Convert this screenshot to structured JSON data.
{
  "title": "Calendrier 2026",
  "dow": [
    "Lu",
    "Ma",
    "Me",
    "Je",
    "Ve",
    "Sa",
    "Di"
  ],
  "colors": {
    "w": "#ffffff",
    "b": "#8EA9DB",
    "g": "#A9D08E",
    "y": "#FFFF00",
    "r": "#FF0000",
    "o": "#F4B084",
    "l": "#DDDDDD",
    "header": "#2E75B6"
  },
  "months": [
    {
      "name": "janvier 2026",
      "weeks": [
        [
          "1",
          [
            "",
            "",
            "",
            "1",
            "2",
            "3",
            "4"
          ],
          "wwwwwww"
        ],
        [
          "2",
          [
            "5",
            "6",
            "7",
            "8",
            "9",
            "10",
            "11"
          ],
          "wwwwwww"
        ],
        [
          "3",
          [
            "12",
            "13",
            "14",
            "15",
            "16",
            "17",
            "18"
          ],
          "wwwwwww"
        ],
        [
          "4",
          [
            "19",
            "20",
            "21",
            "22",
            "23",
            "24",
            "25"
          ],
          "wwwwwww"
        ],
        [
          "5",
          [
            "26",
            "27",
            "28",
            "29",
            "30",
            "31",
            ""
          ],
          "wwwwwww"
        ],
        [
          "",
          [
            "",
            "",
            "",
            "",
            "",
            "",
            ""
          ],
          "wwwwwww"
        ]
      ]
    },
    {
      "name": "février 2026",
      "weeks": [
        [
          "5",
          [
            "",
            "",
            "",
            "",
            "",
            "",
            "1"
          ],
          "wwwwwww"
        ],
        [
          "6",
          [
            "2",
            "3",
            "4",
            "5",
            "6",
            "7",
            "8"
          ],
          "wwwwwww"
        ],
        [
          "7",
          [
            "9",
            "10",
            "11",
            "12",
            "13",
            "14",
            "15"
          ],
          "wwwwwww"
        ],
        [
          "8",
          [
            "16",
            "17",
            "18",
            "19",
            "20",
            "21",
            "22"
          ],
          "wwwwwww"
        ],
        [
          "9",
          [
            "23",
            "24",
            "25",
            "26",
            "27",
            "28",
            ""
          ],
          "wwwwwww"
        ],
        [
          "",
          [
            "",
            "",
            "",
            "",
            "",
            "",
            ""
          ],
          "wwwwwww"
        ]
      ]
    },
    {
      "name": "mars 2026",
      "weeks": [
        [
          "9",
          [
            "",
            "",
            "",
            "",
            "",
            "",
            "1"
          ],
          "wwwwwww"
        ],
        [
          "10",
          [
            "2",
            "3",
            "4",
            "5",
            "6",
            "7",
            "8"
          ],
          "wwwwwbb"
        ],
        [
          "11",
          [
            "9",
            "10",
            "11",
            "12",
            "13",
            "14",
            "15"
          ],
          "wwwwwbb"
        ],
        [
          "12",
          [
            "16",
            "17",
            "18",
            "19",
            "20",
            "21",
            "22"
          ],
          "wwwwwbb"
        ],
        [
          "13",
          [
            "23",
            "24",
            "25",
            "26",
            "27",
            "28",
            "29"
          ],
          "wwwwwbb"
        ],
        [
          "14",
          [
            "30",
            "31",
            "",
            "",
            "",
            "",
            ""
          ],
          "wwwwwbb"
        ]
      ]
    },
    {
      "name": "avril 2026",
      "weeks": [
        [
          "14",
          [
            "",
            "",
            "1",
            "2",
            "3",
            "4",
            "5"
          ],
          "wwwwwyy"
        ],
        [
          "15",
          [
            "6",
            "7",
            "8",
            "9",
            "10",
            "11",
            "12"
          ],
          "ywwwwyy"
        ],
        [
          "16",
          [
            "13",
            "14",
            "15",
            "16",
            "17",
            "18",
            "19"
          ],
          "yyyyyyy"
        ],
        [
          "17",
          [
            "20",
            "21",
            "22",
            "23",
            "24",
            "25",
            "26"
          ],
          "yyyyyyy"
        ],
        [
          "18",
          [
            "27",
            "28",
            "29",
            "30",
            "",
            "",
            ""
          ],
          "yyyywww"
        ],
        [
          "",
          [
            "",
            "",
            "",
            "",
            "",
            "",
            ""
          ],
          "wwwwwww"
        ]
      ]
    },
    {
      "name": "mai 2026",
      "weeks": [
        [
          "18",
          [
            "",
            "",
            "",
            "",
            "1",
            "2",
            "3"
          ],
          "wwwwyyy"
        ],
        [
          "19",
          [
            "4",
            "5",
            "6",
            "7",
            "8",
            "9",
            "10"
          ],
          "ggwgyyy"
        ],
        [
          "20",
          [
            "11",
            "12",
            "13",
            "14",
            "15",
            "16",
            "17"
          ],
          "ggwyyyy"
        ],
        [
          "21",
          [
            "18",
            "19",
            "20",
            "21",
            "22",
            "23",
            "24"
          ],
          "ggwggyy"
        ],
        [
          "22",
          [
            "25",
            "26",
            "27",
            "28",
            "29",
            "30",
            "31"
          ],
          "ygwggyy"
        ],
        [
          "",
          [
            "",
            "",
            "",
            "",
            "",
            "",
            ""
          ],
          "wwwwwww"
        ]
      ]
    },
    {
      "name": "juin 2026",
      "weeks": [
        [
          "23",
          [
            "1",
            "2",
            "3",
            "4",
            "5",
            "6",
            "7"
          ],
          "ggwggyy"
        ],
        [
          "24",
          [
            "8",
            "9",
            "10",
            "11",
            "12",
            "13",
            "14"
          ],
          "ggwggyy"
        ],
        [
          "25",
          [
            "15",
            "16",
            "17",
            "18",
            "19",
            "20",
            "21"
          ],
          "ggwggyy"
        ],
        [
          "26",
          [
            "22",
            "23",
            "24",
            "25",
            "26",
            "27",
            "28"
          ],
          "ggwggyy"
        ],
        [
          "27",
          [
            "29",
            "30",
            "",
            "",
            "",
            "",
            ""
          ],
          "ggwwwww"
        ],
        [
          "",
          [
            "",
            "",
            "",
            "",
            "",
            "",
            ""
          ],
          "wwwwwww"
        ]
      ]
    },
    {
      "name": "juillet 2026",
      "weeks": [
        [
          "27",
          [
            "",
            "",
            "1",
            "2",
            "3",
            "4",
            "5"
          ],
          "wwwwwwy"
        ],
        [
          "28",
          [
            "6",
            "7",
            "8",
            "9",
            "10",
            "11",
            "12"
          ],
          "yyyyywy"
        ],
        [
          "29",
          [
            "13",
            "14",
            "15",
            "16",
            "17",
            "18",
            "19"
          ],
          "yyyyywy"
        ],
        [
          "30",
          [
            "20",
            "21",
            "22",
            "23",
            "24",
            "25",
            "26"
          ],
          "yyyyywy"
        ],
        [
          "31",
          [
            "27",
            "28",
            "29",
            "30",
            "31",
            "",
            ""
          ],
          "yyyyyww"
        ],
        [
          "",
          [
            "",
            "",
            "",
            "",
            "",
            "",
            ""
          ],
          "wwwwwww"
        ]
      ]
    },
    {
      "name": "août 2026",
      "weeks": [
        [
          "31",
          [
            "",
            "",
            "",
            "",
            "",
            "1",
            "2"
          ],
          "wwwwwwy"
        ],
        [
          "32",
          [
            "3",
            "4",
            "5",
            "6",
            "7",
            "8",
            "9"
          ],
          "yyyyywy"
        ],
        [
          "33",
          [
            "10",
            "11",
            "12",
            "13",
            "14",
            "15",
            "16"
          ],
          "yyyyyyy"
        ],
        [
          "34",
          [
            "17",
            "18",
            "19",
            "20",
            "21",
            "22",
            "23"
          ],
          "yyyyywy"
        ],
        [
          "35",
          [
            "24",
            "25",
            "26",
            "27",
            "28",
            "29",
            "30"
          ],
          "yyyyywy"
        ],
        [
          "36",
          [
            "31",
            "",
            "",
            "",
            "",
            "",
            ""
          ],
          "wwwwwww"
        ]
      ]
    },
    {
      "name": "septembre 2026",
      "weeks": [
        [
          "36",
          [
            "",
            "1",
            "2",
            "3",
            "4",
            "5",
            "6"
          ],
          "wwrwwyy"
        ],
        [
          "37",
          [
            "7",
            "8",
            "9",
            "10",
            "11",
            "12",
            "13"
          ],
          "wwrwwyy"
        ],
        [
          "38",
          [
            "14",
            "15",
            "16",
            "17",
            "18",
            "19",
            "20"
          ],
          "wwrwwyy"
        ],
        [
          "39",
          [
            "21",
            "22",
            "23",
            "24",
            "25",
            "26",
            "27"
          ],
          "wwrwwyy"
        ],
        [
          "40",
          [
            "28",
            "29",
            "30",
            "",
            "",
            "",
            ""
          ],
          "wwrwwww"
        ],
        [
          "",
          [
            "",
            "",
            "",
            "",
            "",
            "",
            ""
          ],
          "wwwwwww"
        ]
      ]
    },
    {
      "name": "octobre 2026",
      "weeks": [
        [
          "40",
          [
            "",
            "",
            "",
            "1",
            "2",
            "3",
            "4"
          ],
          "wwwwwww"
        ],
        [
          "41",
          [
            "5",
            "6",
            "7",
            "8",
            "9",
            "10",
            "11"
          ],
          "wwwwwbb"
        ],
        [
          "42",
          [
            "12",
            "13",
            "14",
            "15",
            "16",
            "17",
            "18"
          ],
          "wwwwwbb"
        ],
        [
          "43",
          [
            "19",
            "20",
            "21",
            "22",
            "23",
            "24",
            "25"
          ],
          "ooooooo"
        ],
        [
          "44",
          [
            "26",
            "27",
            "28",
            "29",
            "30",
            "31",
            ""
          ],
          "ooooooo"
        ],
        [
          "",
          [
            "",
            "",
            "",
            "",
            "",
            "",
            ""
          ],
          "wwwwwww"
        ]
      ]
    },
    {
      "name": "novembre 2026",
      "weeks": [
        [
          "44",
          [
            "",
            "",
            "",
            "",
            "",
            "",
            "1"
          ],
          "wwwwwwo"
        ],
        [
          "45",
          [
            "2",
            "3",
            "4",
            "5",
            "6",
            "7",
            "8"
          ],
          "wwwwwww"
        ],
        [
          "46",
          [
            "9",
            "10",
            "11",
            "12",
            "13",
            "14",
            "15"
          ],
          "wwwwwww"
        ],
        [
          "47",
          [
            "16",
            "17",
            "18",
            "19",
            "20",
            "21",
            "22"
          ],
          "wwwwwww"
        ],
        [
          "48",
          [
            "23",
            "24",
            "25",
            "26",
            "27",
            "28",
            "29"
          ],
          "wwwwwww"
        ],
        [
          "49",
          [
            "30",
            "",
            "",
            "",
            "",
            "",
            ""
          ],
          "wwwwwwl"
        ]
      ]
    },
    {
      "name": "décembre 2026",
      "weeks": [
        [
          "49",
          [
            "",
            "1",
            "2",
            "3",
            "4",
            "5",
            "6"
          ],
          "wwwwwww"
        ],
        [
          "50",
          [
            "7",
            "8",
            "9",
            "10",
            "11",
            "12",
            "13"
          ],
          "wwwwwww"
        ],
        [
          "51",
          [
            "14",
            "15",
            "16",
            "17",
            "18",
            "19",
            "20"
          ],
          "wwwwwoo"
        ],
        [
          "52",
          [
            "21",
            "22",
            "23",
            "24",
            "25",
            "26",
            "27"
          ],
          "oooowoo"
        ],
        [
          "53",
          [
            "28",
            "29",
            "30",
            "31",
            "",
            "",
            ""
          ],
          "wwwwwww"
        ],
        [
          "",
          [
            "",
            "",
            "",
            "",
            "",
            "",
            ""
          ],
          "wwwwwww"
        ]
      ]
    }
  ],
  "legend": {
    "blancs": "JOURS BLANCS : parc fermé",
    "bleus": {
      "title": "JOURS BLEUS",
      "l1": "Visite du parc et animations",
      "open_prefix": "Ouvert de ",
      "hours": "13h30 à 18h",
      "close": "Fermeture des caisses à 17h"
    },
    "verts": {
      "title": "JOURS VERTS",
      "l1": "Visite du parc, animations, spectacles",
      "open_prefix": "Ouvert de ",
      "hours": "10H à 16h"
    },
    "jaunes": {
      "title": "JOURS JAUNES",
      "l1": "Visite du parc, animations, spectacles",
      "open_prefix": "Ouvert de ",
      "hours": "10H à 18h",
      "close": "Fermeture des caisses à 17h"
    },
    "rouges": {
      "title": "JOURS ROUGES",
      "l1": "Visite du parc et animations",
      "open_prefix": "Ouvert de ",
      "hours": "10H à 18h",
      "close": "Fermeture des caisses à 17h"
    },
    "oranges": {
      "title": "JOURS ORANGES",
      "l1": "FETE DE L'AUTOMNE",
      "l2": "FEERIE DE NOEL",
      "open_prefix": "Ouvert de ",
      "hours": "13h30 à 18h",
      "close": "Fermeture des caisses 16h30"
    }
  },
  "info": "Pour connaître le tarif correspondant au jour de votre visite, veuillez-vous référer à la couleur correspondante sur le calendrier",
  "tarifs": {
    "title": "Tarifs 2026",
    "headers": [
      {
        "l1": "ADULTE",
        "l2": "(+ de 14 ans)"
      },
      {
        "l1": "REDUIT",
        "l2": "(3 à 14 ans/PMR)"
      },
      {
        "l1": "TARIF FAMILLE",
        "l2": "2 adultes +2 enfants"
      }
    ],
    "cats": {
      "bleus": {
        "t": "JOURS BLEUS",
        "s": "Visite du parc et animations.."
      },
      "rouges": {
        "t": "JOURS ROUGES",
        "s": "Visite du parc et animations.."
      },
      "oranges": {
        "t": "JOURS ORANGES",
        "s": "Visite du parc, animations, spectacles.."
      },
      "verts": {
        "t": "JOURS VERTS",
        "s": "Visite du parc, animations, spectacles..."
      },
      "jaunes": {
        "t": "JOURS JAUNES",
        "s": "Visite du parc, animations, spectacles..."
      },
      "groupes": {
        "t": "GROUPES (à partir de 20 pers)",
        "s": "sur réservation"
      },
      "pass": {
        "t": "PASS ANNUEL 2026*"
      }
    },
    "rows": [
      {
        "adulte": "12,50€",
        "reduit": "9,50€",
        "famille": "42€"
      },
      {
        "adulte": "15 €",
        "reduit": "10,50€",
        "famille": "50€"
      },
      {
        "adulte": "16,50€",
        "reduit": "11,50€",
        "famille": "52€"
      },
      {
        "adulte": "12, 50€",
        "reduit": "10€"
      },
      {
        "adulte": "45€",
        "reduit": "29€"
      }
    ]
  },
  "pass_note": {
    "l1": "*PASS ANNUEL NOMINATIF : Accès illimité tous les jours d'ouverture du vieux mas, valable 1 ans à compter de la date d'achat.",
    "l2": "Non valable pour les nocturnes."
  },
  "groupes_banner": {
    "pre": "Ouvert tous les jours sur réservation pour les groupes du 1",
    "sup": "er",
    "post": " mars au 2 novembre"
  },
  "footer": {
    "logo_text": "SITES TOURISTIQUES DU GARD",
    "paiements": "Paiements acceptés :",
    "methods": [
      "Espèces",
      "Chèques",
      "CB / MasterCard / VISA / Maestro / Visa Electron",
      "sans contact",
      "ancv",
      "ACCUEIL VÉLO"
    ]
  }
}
-*-*-
■ Problem to solve
Gather up every line from the listing above in which the word "réservation" occurs.

■ Answer to the exercise
        "s": "sur réservation"
    "pre": "Ouvert tous les jours sur réservation pour les groupes du 1",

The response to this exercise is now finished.